_Challenge_
Reproduce all lines of the listing below in which the word "this" occurs.

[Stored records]
*****

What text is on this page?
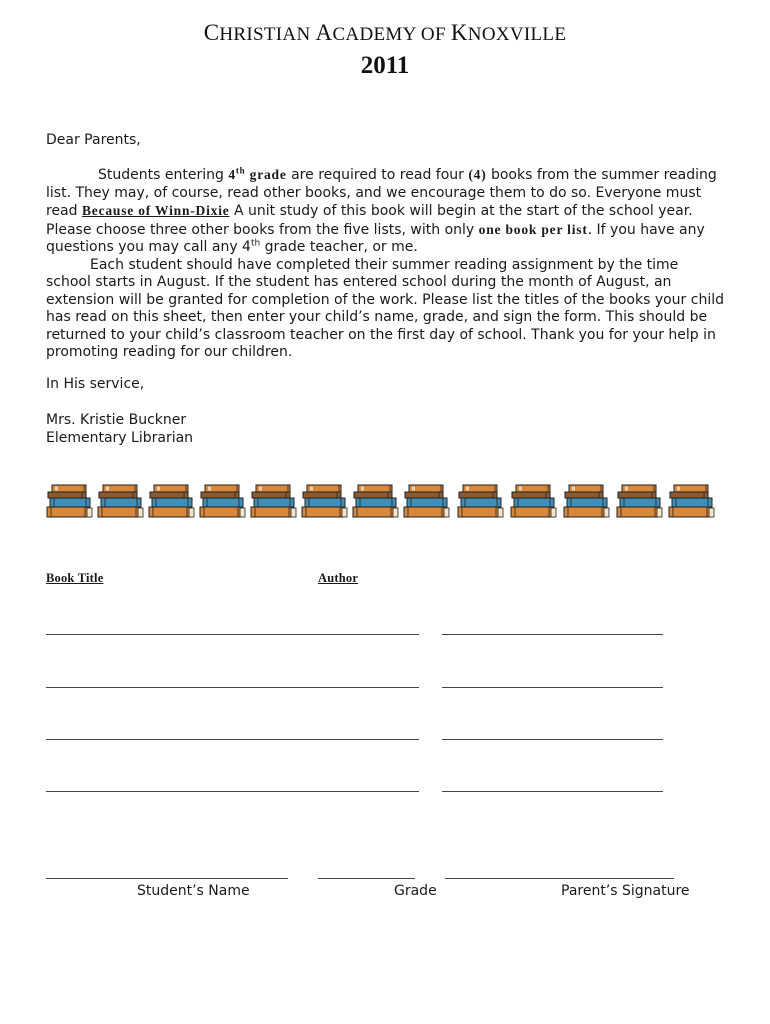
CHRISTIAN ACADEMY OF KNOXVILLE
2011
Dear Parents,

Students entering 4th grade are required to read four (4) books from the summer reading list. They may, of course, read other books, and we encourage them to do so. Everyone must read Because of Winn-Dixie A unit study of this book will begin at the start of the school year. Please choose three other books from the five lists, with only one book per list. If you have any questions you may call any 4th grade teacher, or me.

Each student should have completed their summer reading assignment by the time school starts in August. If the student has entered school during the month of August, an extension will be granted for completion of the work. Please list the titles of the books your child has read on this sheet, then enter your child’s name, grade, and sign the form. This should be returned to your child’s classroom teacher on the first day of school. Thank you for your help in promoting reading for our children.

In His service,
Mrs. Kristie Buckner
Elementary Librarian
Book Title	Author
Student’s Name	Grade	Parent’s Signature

*****

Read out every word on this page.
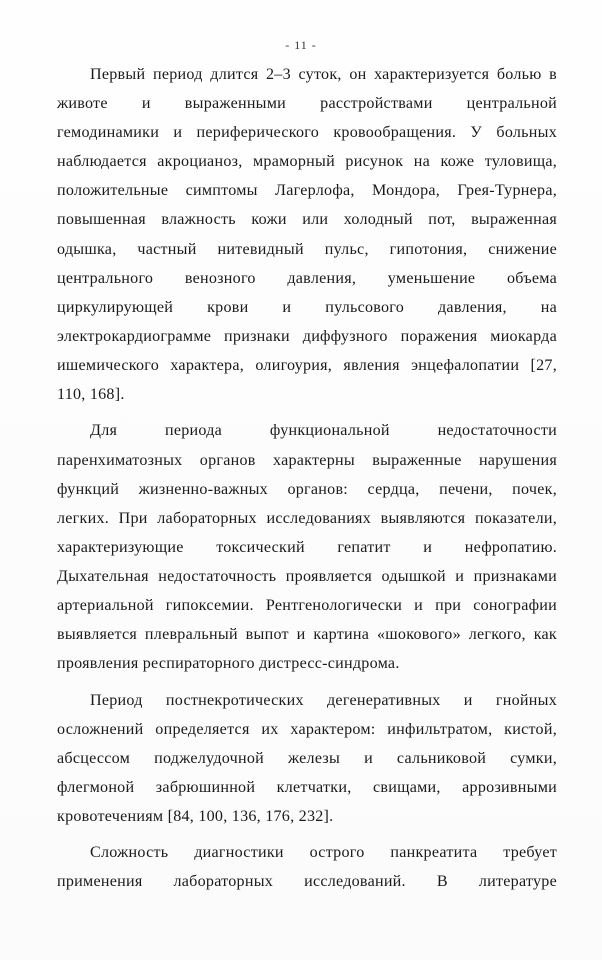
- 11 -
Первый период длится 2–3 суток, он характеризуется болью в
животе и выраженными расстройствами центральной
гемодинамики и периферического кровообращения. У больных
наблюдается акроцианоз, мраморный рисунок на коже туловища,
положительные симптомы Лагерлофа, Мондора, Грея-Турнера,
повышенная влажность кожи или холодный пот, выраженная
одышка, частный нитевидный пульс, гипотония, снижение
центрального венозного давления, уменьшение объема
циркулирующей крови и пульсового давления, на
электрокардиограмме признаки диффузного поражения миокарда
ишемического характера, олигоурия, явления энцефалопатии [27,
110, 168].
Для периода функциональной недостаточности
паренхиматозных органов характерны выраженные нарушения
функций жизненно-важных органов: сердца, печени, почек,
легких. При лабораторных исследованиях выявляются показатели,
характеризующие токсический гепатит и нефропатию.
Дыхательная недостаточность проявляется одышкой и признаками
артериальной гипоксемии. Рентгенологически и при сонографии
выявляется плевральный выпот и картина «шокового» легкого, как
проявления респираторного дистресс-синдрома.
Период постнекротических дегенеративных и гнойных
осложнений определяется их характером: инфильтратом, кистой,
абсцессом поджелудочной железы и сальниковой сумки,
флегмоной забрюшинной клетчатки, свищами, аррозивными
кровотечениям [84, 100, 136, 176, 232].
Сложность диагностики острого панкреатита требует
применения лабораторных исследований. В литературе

*****

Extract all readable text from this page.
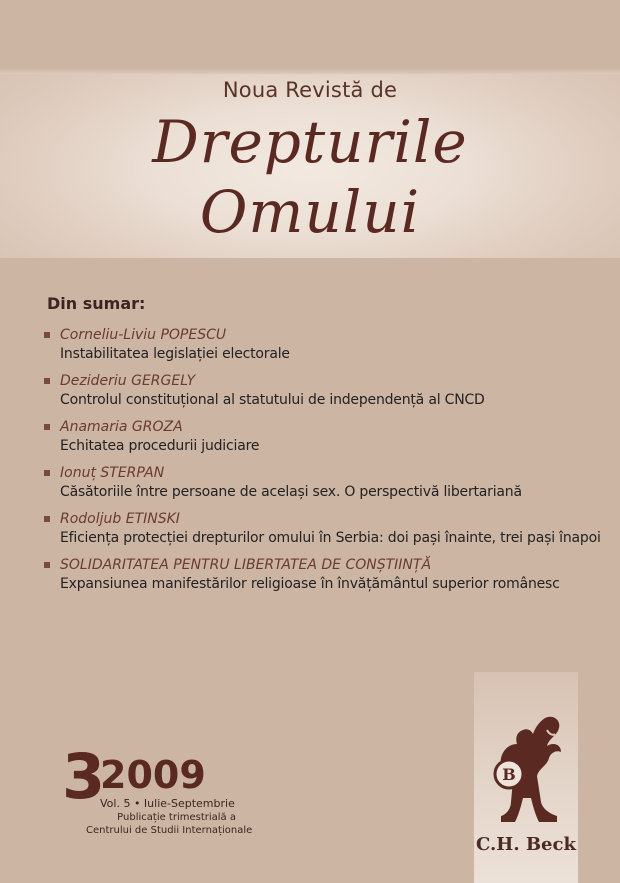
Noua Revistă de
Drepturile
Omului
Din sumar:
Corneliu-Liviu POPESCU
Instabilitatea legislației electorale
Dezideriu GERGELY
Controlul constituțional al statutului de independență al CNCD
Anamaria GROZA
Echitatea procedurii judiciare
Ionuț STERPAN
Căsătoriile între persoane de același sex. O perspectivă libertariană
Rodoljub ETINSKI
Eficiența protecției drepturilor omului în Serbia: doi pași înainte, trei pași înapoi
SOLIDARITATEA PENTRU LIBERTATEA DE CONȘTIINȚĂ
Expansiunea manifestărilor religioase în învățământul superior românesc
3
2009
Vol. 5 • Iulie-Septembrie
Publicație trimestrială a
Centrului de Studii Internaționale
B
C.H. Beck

*****

_Written solution_
What text is on this page?
Students entering 4th grade are required to read four (4) books from the summer reading list. They may, of course, read other books, and we encourage them to do so. Everyone must read Because of Winn-Dixie A unit study of this book will begin at the start of the school year. Please choose three other books from the five lists, with only one book per list. If you have any questions you may call any 4th grade teacher, or me.
Each student should have completed their summer reading assignment by the time school starts in August. If the student has entered school during the month of August, an extension will be granted for completion of the work. Please list the titles of the books your child has read on this sheet, then enter your child’s name, grade, and sign the form. This should be returned to your child’s classroom teacher on the first day of school. Thank you for your help in promoting reading for our children.
Read out every word on this page.
Extract all readable text from this page.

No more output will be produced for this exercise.